START SUPPLIED INFORMATION
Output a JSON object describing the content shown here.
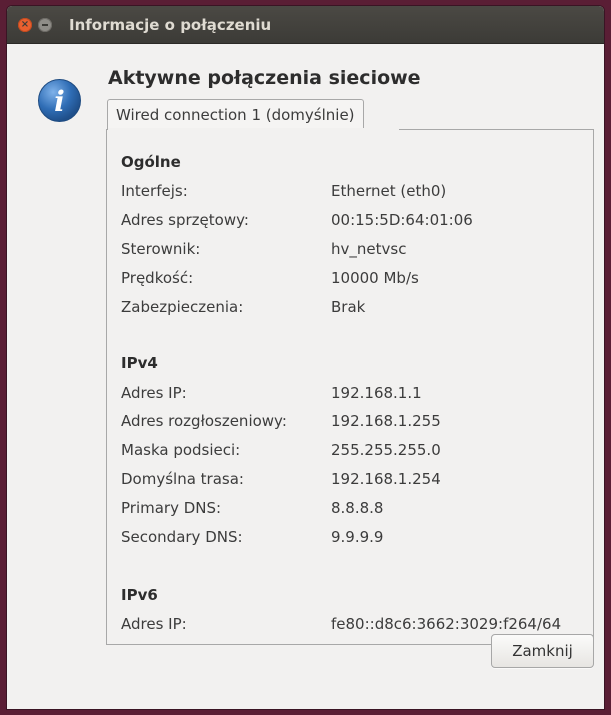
{
  "window": {
    "title": "Informacje o połączeniu"
  },
  "heading": "Aktywne połączenia sieciowe",
  "tab": {
    "label": "Wired connection 1 (domyślnie)"
  },
  "general": {
    "title": "Ogólne",
    "rows": [
      {
        "label": "Interfejs:",
        "value": "Ethernet (eth0)"
      },
      {
        "label": "Adres sprzętowy:",
        "value": "00:15:5D:64:01:06"
      },
      {
        "label": "Sterownik:",
        "value": "hv_netvsc"
      },
      {
        "label": "Prędkość:",
        "value": "10000 Mb/s"
      },
      {
        "label": "Zabezpieczenia:",
        "value": "Brak"
      }
    ]
  },
  "ipv4": {
    "title": "IPv4",
    "rows": [
      {
        "label": "Adres IP:",
        "value": "192.168.1.1"
      },
      {
        "label": "Adres rozgłoszeniowy:",
        "value": "192.168.1.255"
      },
      {
        "label": "Maska podsieci:",
        "value": "255.255.255.0"
      },
      {
        "label": "Domyślna trasa:",
        "value": "192.168.1.254"
      },
      {
        "label": "Primary DNS:",
        "value": "8.8.8.8"
      },
      {
        "label": "Secondary DNS:",
        "value": "9.9.9.9"
      }
    ]
  },
  "ipv6": {
    "title": "IPv6",
    "rows": [
      {
        "label": "Adres IP:",
        "value": "fe80::d8c6:3662:3029:f264/64"
      }
    ]
  },
  "buttons": {
    "close_label": "Zamknij"
  },
  "colors": {
    "accent": "#e9602f",
    "titlebar": "#3c3b37",
    "info_icon": "#2f6db5"
  }
}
END SUPPLIED INFORMATION
**GOAL**
From the data above, write out everything exactly except the pictures.

**RESULT BELOW**
Output a JSON object describing the content shown here.
{
  "window": {
    "title": "Informacje o połączeniu"
  },
  "heading": "Aktywne połączenia sieciowe",
  "tab": {
    "label": "Wired connection 1 (domyślnie)"
  },
  "general": {
    "title": "Ogólne",
    "rows": [
      {
        "label": "Interfejs:",
        "value": "Ethernet (eth0)"
      },
      {
        "label": "Adres sprzętowy:",
        "value": "00:15:5D:64:01:06"
      },
      {
        "label": "Sterownik:",
        "value": "hv_netvsc"
      },
      {
        "label": "Prędkość:",
        "value": "10000 Mb/s"
      },
      {
        "label": "Zabezpieczenia:",
        "value": "Brak"
      }
    ]
  },
  "ipv4": {
    "title": "IPv4",
    "rows": [
      {
        "label": "Adres IP:",
        "value": "192.168.1.1"
      },
      {
        "label": "Adres rozgłoszeniowy:",
        "value": "192.168.1.255"
      },
      {
        "label": "Maska podsieci:",
        "value": "255.255.255.0"
      },
      {
        "label": "Domyślna trasa:",
        "value": "192.168.1.254"
      },
      {
        "label": "Primary DNS:",
        "value": "8.8.8.8"
      },
      {
        "label": "Secondary DNS:",
        "value": "9.9.9.9"
      }
    ]
  },
  "ipv6": {
    "title": "IPv6",
    "rows": [
      {
        "label": "Adres IP:",
        "value": "fe80::d8c6:3662:3029:f264/64"
      }
    ]
  },
  "buttons": {
    "close_label": "Zamknij"
  },
  "colors": {
    "accent": "#e9602f",
    "titlebar": "#3c3b37",
    "info_icon": "#2f6db5"
  }
}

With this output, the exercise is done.